**REQUIREMENT**
All of the material below is to be repeated exactly.

**SUPPLIED RECORDS**
*-*-*

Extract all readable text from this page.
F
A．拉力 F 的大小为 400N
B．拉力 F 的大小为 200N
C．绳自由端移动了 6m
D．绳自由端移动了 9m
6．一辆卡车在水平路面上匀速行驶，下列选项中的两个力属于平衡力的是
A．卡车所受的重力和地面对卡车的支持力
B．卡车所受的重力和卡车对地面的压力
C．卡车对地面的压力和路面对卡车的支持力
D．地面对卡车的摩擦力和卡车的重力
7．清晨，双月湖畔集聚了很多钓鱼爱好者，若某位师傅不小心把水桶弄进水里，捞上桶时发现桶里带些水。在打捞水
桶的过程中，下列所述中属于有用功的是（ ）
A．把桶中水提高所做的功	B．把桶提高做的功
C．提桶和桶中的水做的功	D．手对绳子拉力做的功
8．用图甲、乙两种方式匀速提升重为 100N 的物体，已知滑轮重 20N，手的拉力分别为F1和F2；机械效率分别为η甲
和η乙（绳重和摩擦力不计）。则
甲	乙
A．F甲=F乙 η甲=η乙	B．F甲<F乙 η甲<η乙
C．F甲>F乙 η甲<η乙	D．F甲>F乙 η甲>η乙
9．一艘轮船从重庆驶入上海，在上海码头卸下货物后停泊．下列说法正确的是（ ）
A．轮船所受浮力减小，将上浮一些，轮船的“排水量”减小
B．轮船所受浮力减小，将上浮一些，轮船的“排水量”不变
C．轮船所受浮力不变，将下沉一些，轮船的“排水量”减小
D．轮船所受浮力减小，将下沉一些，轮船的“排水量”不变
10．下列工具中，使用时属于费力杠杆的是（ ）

*-*-*

**EXERCISE SOLUTION**
Extract all readable text from this page.
F
A．拉力 F 的大小为 400N
B．拉力 F 的大小为 200N
C．绳自由端移动了 6m
D．绳自由端移动了 9m
6．一辆卡车在水平路面上匀速行驶，下列选项中的两个力属于平衡力的是
A．卡车所受的重力和地面对卡车的支持力
B．卡车所受的重力和卡车对地面的压力
C．卡车对地面的压力和路面对卡车的支持力
D．地面对卡车的摩擦力和卡车的重力
7．清晨，双月湖畔集聚了很多钓鱼爱好者，若某位师傅不小心把水桶弄进水里，捞上桶时发现桶里带些水。在打捞水
桶的过程中，下列所述中属于有用功的是（ ）
A．把桶中水提高所做的功	B．把桶提高做的功
C．提桶和桶中的水做的功	D．手对绳子拉力做的功
8．用图甲、乙两种方式匀速提升重为 100N 的物体，已知滑轮重 20N，手的拉力分别为F1和F2；机械效率分别为η甲
和η乙（绳重和摩擦力不计）。则
甲	乙
A．F甲=F乙 η甲=η乙	B．F甲<F乙 η甲<η乙
C．F甲>F乙 η甲<η乙	D．F甲>F乙 η甲>η乙
9．一艘轮船从重庆驶入上海，在上海码头卸下货物后停泊．下列说法正确的是（ ）
A．轮船所受浮力减小，将上浮一些，轮船的“排水量”减小
B．轮船所受浮力减小，将上浮一些，轮船的“排水量”不变
C．轮船所受浮力不变，将下沉一些，轮船的“排水量”减小
D．轮船所受浮力减小，将下沉一些，轮船的“排水量”不变
10．下列工具中，使用时属于费力杠杆的是（ ）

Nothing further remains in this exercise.